What the task requires
All entries are to be quoted exactly; the images stay out of the copy.

'''

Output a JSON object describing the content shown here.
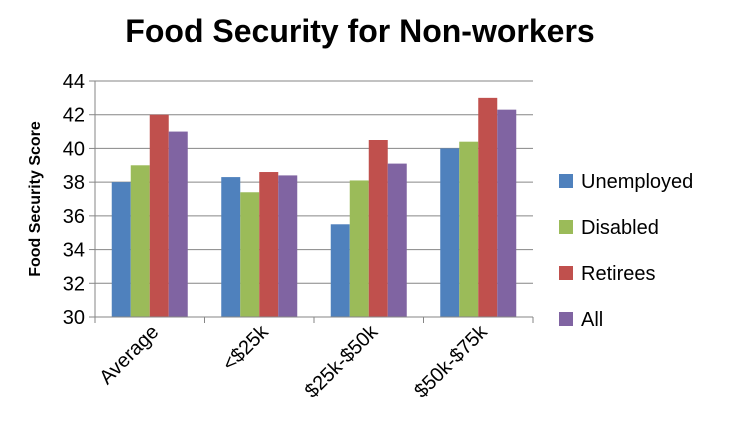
{
  "chart_data": {
    "type": "bar",
    "title": "Food Security  for Non-workers",
    "xlabel": "",
    "ylabel": "Food Security Score",
    "ylim": [
      30,
      44
    ],
    "yticks": [
      30,
      32,
      34,
      36,
      38,
      40,
      42,
      44
    ],
    "categories": [
      "Average",
      "<$25k",
      "$25k-$50k",
      "$50k-$75k"
    ],
    "series": [
      {
        "name": "Unemployed",
        "color": "#4F81BD",
        "values": [
          38.0,
          38.3,
          35.5,
          40.0
        ]
      },
      {
        "name": "Disabled",
        "color": "#9BBB59",
        "values": [
          39.0,
          37.4,
          38.1,
          40.4
        ]
      },
      {
        "name": "Retirees",
        "color": "#C0504D",
        "values": [
          42.0,
          38.6,
          40.5,
          43.0
        ]
      },
      {
        "name": "All",
        "color": "#8064A2",
        "values": [
          41.0,
          38.4,
          39.1,
          42.3
        ]
      }
    ],
    "grid": true,
    "legend_position": "right"
  }
}
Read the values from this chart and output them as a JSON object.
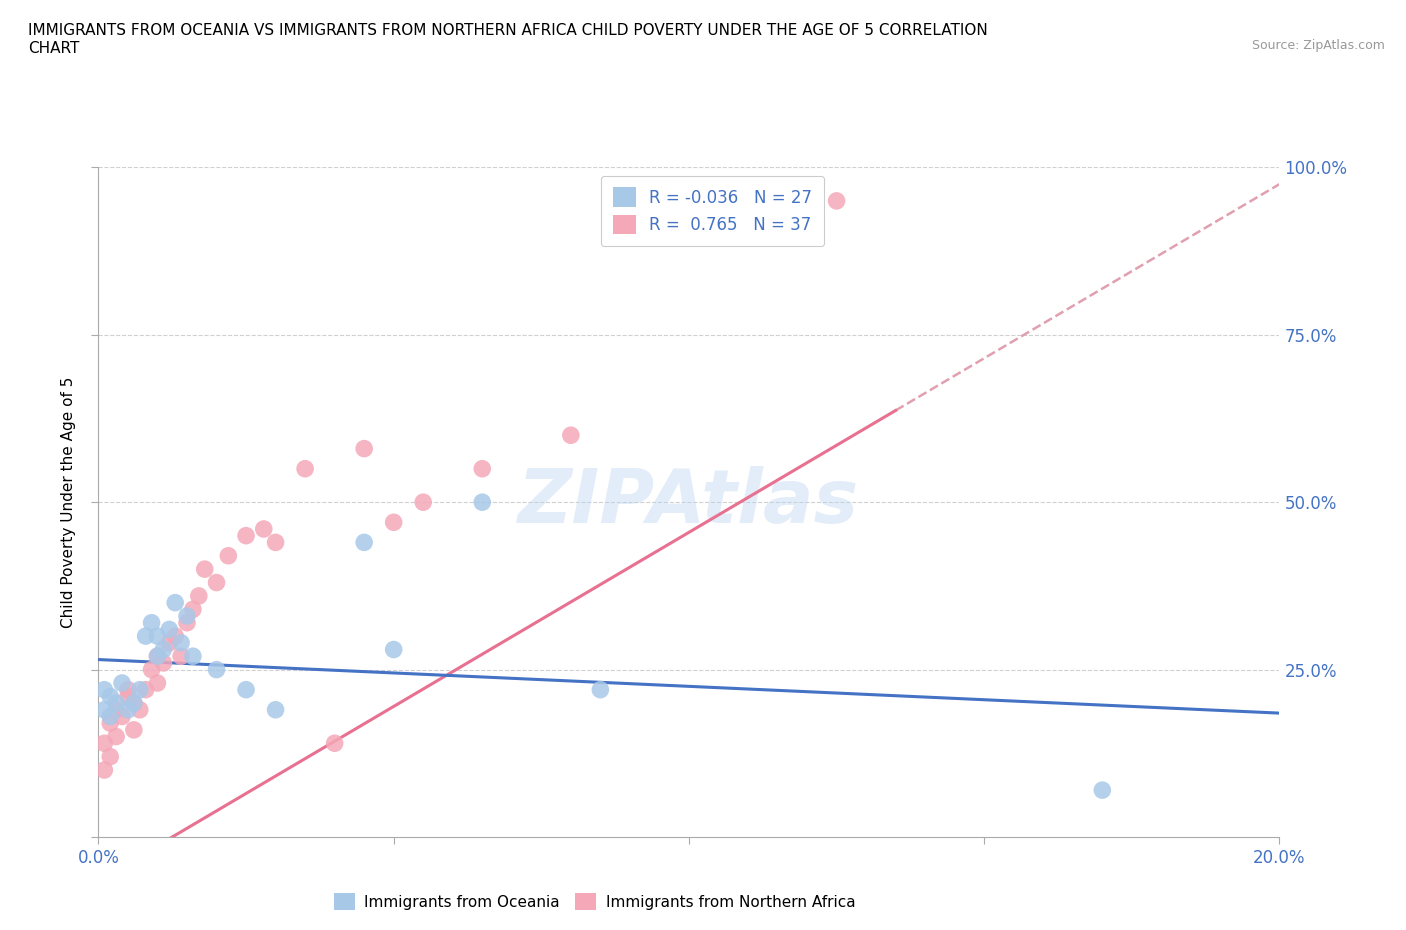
{
  "title": "IMMIGRANTS FROM OCEANIA VS IMMIGRANTS FROM NORTHERN AFRICA CHILD POVERTY UNDER THE AGE OF 5 CORRELATION\nCHART",
  "source": "Source: ZipAtlas.com",
  "ylabel": "Child Poverty Under the Age of 5",
  "x_min": 0.0,
  "x_max": 0.2,
  "y_min": 0.0,
  "y_max": 1.0,
  "x_ticks": [
    0.0,
    0.05,
    0.1,
    0.15,
    0.2
  ],
  "x_tick_labels": [
    "0.0%",
    "",
    "",
    "",
    "20.0%"
  ],
  "y_ticks": [
    0.0,
    0.25,
    0.5,
    0.75,
    1.0
  ],
  "y_tick_labels": [
    "",
    "25.0%",
    "50.0%",
    "75.0%",
    "100.0%"
  ],
  "R_oceania": -0.036,
  "N_oceania": 27,
  "R_africa": 0.765,
  "N_africa": 37,
  "color_oceania": "#a8c8e8",
  "color_africa": "#f4a8b8",
  "line_color_oceania": "#4472c4",
  "line_color_africa": "#e87090",
  "dashed_color": "#e0a0b0",
  "background_color": "#ffffff",
  "watermark": "ZIPAtlas",
  "grid_color": "#d0d0d0",
  "oceania_slope": -0.4,
  "oceania_intercept": 0.265,
  "africa_slope": 5.2,
  "africa_intercept": -0.065,
  "oceania_points_x": [
    0.001,
    0.001,
    0.002,
    0.002,
    0.003,
    0.004,
    0.005,
    0.006,
    0.007,
    0.008,
    0.009,
    0.01,
    0.01,
    0.011,
    0.012,
    0.013,
    0.014,
    0.015,
    0.016,
    0.02,
    0.025,
    0.03,
    0.045,
    0.05,
    0.065,
    0.085,
    0.17
  ],
  "oceania_points_y": [
    0.19,
    0.22,
    0.18,
    0.21,
    0.2,
    0.23,
    0.19,
    0.2,
    0.22,
    0.3,
    0.32,
    0.27,
    0.3,
    0.28,
    0.31,
    0.35,
    0.29,
    0.33,
    0.27,
    0.25,
    0.22,
    0.19,
    0.44,
    0.28,
    0.5,
    0.22,
    0.07
  ],
  "africa_points_x": [
    0.001,
    0.001,
    0.002,
    0.002,
    0.003,
    0.003,
    0.004,
    0.005,
    0.005,
    0.006,
    0.006,
    0.007,
    0.008,
    0.009,
    0.01,
    0.01,
    0.011,
    0.012,
    0.013,
    0.014,
    0.015,
    0.016,
    0.017,
    0.018,
    0.02,
    0.022,
    0.025,
    0.028,
    0.03,
    0.035,
    0.04,
    0.045,
    0.05,
    0.055,
    0.065,
    0.08,
    0.125
  ],
  "africa_points_y": [
    0.1,
    0.14,
    0.12,
    0.17,
    0.15,
    0.19,
    0.18,
    0.21,
    0.22,
    0.2,
    0.16,
    0.19,
    0.22,
    0.25,
    0.23,
    0.27,
    0.26,
    0.29,
    0.3,
    0.27,
    0.32,
    0.34,
    0.36,
    0.4,
    0.38,
    0.42,
    0.45,
    0.46,
    0.44,
    0.55,
    0.14,
    0.58,
    0.47,
    0.5,
    0.55,
    0.6,
    0.95
  ]
}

'''

Solution below
Output a JSON object describing the content shown here.
{
  "chart_data": {
    "type": "bar",
    "title": "Food Security  for Non-workers",
    "xlabel": "",
    "ylabel": "Food Security Score",
    "ylim": [
      30,
      44
    ],
    "yticks": [
      30,
      32,
      34,
      36,
      38,
      40,
      42,
      44
    ],
    "categories": [
      "Average",
      "<$25k",
      "$25k-$50k",
      "$50k-$75k"
    ],
    "series": [
      {
        "name": "Unemployed",
        "color": "#4F81BD",
        "values": [
          38.0,
          38.3,
          35.5,
          40.0
        ]
      },
      {
        "name": "Disabled",
        "color": "#9BBB59",
        "values": [
          39.0,
          37.4,
          38.1,
          40.4
        ]
      },
      {
        "name": "Retirees",
        "color": "#C0504D",
        "values": [
          42.0,
          38.6,
          40.5,
          43.0
        ]
      },
      {
        "name": "All",
        "color": "#8064A2",
        "values": [
          41.0,
          38.4,
          39.1,
          42.3
        ]
      }
    ],
    "grid": true,
    "legend_position": "right"
  }
}
Read the values from this chart and output them as a JSON object.
{
  "title": "IMMIGRANTS FROM OCEANIA VS IMMIGRANTS FROM NORTHERN AFRICA CHILD POVERTY UNDER THE AGE OF 5 CORRELATION\nCHART",
  "source": "Source: ZipAtlas.com",
  "ylabel": "Child Poverty Under the Age of 5",
  "x_min": 0.0,
  "x_max": 0.2,
  "y_min": 0.0,
  "y_max": 1.0,
  "x_ticks": [
    0.0,
    0.05,
    0.1,
    0.15,
    0.2
  ],
  "x_tick_labels": [
    "0.0%",
    "",
    "",
    "",
    "20.0%"
  ],
  "y_ticks": [
    0.0,
    0.25,
    0.5,
    0.75,
    1.0
  ],
  "y_tick_labels": [
    "",
    "25.0%",
    "50.0%",
    "75.0%",
    "100.0%"
  ],
  "R_oceania": -0.036,
  "N_oceania": 27,
  "R_africa": 0.765,
  "N_africa": 37,
  "color_oceania": "#a8c8e8",
  "color_africa": "#f4a8b8",
  "line_color_oceania": "#4472c4",
  "line_color_africa": "#e87090",
  "dashed_color": "#e0a0b0",
  "background_color": "#ffffff",
  "watermark": "ZIPAtlas",
  "grid_color": "#d0d0d0",
  "oceania_slope": -0.4,
  "oceania_intercept": 0.265,
  "africa_slope": 5.2,
  "africa_intercept": -0.065,
  "oceania_points_x": [
    0.001,
    0.001,
    0.002,
    0.002,
    0.003,
    0.004,
    0.005,
    0.006,
    0.007,
    0.008,
    0.009,
    0.01,
    0.01,
    0.011,
    0.012,
    0.013,
    0.014,
    0.015,
    0.016,
    0.02,
    0.025,
    0.03,
    0.045,
    0.05,
    0.065,
    0.085,
    0.17
  ],
  "oceania_points_y": [
    0.19,
    0.22,
    0.18,
    0.21,
    0.2,
    0.23,
    0.19,
    0.2,
    0.22,
    0.3,
    0.32,
    0.27,
    0.3,
    0.28,
    0.31,
    0.35,
    0.29,
    0.33,
    0.27,
    0.25,
    0.22,
    0.19,
    0.44,
    0.28,
    0.5,
    0.22,
    0.07
  ],
  "africa_points_x": [
    0.001,
    0.001,
    0.002,
    0.002,
    0.003,
    0.003,
    0.004,
    0.005,
    0.005,
    0.006,
    0.006,
    0.007,
    0.008,
    0.009,
    0.01,
    0.01,
    0.011,
    0.012,
    0.013,
    0.014,
    0.015,
    0.016,
    0.017,
    0.018,
    0.02,
    0.022,
    0.025,
    0.028,
    0.03,
    0.035,
    0.04,
    0.045,
    0.05,
    0.055,
    0.065,
    0.08,
    0.125
  ],
  "africa_points_y": [
    0.1,
    0.14,
    0.12,
    0.17,
    0.15,
    0.19,
    0.18,
    0.21,
    0.22,
    0.2,
    0.16,
    0.19,
    0.22,
    0.25,
    0.23,
    0.27,
    0.26,
    0.29,
    0.3,
    0.27,
    0.32,
    0.34,
    0.36,
    0.4,
    0.38,
    0.42,
    0.45,
    0.46,
    0.44,
    0.55,
    0.14,
    0.58,
    0.47,
    0.5,
    0.55,
    0.6,
    0.95
  ]
}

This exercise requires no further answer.